» **Exercise details**: Check every line in the records below for the word "bars" and report how many have it, nothing more.

[Data records]
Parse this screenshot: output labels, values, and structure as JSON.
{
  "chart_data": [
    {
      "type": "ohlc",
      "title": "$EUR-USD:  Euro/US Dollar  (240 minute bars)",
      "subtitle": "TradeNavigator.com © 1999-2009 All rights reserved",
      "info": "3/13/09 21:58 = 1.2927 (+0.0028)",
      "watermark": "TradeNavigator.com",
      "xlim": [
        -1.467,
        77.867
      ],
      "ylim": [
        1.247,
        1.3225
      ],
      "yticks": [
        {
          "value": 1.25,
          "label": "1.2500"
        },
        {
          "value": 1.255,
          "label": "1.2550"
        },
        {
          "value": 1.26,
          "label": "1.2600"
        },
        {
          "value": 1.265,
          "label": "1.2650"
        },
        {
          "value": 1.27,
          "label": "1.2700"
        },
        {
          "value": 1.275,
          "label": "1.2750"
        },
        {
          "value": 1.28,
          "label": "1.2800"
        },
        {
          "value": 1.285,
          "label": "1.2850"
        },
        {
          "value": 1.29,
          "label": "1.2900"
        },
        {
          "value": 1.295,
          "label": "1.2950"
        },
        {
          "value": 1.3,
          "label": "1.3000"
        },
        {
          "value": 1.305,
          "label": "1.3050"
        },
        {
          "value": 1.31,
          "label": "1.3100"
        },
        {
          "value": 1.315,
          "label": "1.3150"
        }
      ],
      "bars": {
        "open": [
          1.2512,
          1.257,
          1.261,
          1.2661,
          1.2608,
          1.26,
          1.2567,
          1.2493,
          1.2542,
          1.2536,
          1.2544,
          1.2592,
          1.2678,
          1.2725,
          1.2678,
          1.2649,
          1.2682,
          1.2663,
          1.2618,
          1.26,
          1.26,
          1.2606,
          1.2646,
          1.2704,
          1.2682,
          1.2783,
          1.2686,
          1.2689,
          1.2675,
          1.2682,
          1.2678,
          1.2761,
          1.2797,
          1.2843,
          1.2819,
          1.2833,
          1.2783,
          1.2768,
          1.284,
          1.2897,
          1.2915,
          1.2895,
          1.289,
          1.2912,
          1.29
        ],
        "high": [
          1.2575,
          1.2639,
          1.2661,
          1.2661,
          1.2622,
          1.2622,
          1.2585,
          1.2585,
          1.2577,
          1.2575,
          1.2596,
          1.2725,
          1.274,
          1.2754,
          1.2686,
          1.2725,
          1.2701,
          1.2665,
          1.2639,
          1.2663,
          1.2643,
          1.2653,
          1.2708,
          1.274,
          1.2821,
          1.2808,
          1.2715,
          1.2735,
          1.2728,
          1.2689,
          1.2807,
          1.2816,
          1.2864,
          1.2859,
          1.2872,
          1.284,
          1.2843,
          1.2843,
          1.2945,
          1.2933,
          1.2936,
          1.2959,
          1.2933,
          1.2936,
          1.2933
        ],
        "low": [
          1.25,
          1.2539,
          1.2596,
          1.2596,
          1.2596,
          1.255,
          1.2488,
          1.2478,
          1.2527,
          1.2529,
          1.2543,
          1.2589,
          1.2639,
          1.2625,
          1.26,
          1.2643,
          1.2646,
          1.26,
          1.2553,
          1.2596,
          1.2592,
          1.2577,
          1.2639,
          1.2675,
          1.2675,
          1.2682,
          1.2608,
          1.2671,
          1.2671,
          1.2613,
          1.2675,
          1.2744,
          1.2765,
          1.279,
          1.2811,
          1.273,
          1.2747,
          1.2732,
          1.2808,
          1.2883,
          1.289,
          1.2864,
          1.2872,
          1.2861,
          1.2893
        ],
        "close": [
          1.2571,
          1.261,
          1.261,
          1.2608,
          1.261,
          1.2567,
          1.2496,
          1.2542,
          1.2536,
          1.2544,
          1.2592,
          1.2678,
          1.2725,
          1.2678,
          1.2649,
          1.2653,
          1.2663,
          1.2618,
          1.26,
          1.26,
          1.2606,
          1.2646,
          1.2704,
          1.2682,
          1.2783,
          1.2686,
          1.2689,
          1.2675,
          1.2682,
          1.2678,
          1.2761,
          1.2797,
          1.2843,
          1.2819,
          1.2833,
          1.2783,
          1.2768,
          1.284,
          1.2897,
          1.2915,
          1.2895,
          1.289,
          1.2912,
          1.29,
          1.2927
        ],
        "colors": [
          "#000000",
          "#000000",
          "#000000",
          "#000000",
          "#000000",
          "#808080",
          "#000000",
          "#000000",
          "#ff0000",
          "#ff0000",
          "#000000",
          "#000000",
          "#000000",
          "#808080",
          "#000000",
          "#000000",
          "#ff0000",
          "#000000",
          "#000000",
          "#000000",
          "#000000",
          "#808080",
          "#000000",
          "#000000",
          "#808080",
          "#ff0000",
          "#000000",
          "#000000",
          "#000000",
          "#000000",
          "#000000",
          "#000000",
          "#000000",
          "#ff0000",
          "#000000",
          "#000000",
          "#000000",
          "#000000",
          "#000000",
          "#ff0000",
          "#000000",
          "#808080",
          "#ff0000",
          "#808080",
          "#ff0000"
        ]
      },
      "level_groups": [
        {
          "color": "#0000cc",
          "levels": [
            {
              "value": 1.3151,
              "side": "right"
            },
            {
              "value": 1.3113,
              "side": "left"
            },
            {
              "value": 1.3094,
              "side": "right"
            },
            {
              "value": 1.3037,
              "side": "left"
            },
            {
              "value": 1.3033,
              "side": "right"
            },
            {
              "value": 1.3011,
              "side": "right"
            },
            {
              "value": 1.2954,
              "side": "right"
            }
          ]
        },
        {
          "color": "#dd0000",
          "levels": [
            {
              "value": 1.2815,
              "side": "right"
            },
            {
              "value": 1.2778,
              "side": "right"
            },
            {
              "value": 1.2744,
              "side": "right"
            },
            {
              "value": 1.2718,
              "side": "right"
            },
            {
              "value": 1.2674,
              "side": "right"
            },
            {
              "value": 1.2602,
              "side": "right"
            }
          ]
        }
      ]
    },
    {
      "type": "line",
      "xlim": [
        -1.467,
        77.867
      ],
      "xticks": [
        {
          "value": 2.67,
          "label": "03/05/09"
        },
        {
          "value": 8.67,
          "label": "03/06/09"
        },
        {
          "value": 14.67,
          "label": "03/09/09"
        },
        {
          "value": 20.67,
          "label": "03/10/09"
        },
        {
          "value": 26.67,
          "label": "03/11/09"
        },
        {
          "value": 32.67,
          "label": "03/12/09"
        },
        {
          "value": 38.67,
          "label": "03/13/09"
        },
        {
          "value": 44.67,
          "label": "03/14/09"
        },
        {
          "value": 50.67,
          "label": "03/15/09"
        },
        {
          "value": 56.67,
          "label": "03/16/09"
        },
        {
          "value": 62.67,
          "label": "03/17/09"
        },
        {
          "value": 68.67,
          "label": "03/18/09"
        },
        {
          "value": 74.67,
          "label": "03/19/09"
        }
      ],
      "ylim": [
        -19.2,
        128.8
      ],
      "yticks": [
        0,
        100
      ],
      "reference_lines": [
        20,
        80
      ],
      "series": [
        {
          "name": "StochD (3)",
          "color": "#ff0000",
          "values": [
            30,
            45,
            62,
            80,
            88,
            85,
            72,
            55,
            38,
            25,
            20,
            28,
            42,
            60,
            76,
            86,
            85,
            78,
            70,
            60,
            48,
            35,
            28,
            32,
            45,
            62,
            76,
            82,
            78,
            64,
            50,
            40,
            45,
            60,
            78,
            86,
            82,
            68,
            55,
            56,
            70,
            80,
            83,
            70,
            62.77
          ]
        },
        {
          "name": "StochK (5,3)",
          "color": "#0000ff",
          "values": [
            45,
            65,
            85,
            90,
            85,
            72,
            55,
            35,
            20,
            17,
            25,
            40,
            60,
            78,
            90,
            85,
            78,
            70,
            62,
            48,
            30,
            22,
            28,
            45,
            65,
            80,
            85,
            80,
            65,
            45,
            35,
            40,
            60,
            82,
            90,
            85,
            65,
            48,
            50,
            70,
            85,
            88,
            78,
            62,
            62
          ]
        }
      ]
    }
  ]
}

» **Response for this exercise**: 2